▼

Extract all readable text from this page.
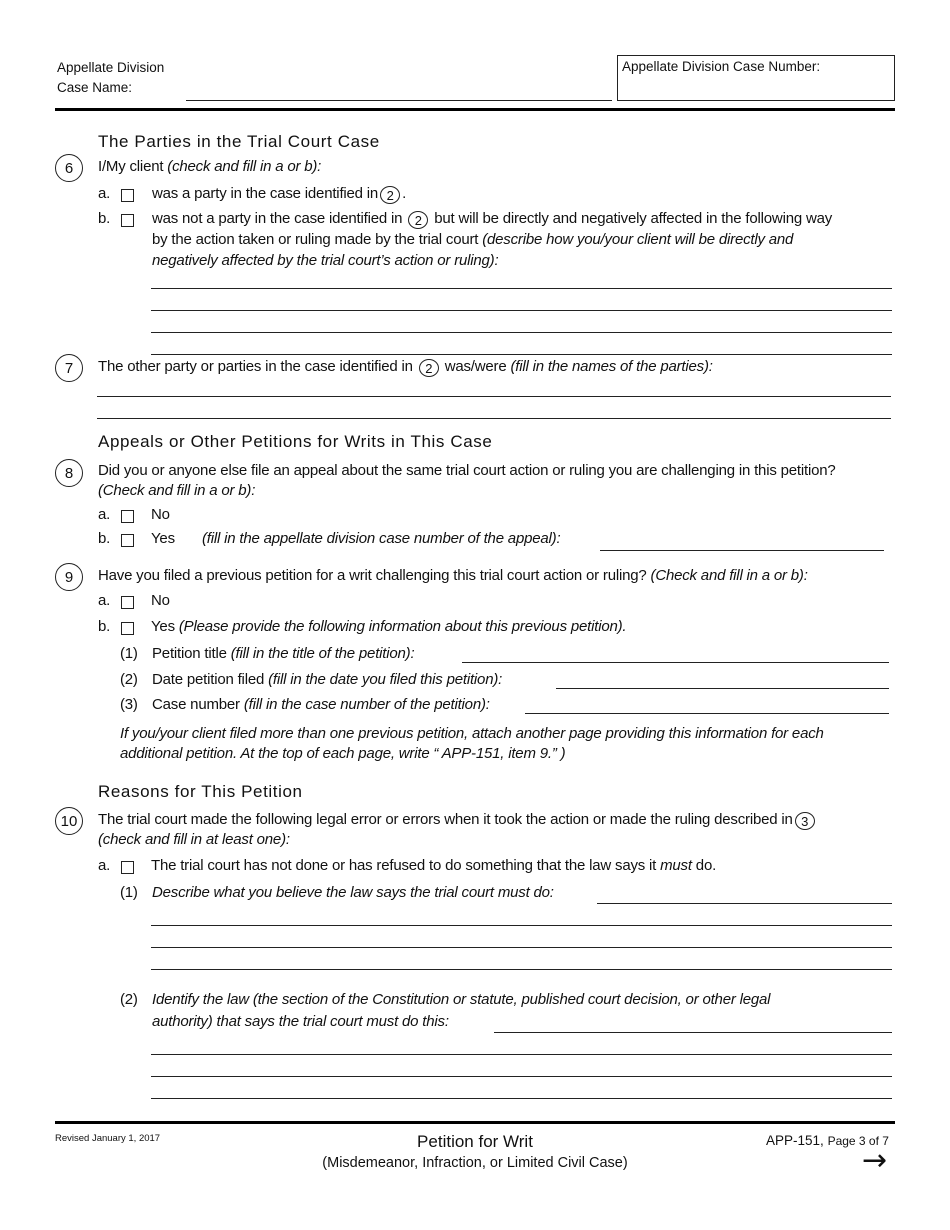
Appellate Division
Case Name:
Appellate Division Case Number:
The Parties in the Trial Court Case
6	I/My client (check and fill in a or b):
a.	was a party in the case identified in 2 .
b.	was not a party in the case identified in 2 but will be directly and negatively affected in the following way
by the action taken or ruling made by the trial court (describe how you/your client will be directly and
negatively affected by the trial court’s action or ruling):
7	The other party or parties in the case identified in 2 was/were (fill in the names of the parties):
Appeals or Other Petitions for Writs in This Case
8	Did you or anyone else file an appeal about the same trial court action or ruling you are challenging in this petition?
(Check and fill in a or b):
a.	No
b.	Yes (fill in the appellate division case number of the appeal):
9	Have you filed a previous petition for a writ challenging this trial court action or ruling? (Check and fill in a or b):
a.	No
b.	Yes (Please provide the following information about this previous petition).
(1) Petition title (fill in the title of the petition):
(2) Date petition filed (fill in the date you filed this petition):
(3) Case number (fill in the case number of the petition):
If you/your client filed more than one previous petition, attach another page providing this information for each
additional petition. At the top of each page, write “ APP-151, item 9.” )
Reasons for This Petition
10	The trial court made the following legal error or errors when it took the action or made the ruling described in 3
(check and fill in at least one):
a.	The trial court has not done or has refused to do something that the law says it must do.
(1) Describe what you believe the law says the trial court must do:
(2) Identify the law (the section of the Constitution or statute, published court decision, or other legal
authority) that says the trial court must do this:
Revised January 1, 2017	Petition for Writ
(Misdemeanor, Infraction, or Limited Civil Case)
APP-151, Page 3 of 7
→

▲

- **Task prompt**: Within the listing above, find every line containing the string "each" and return it.

- **Exercise solution**:
If you/your client filed more than one previous petition, attach another page providing this information for each
additional petition. At the top of each page, write “ APP-151, item 9.” )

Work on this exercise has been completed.